*Given instruction*:
Repeat the listing that follows, character for character, minus the pictures.

** start **

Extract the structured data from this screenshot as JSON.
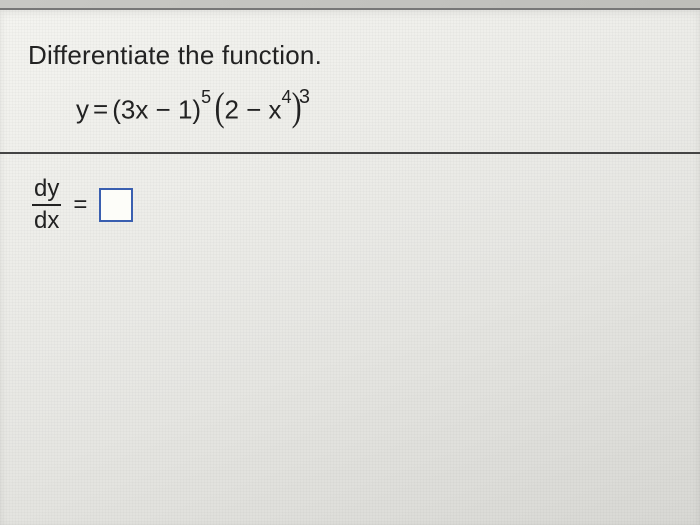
{
  "problem": {
    "prompt": "Differentiate the function.",
    "equation": {
      "lhs": "y",
      "eq": "=",
      "factor1_open": "(",
      "factor1_inner": "3x − 1",
      "factor1_close": ")",
      "factor1_exp": "5",
      "factor2_open": "(",
      "factor2_inner_a": "2 − x",
      "factor2_inner_exp": "4",
      "factor2_close": ")",
      "factor2_exp": "3"
    },
    "derivative": {
      "num": "dy",
      "den": "dx",
      "eq": "="
    }
  },
  "style": {
    "text_color": "#222222",
    "divider_color": "#444444",
    "box_border_color": "#3a5fb0",
    "font_family": "Arial, sans-serif",
    "prompt_fontsize": 26,
    "equation_fontsize": 26,
    "background_gradient": [
      "#f4f4f0",
      "#d8d8d4"
    ]
  }
}
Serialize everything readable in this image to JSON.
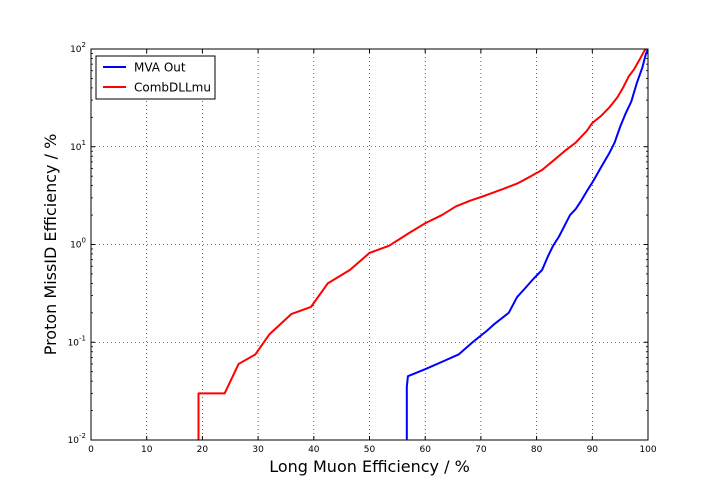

** end **

*Output for this exercise*:
Extract the structured data from this screenshot as JSON.
{
  "problem": {
    "prompt": "Differentiate the function.",
    "equation": {
      "lhs": "y",
      "eq": "=",
      "factor1_open": "(",
      "factor1_inner": "3x − 1",
      "factor1_close": ")",
      "factor1_exp": "5",
      "factor2_open": "(",
      "factor2_inner_a": "2 − x",
      "factor2_inner_exp": "4",
      "factor2_close": ")",
      "factor2_exp": "3"
    },
    "derivative": {
      "num": "dy",
      "den": "dx",
      "eq": "="
    }
  },
  "style": {
    "text_color": "#222222",
    "divider_color": "#444444",
    "box_border_color": "#3a5fb0",
    "font_family": "Arial, sans-serif",
    "prompt_fontsize": 26,
    "equation_fontsize": 26,
    "background_gradient": [
      "#f4f4f0",
      "#d8d8d4"
    ]
  }
}
Serialize everything readable in this image to JSON.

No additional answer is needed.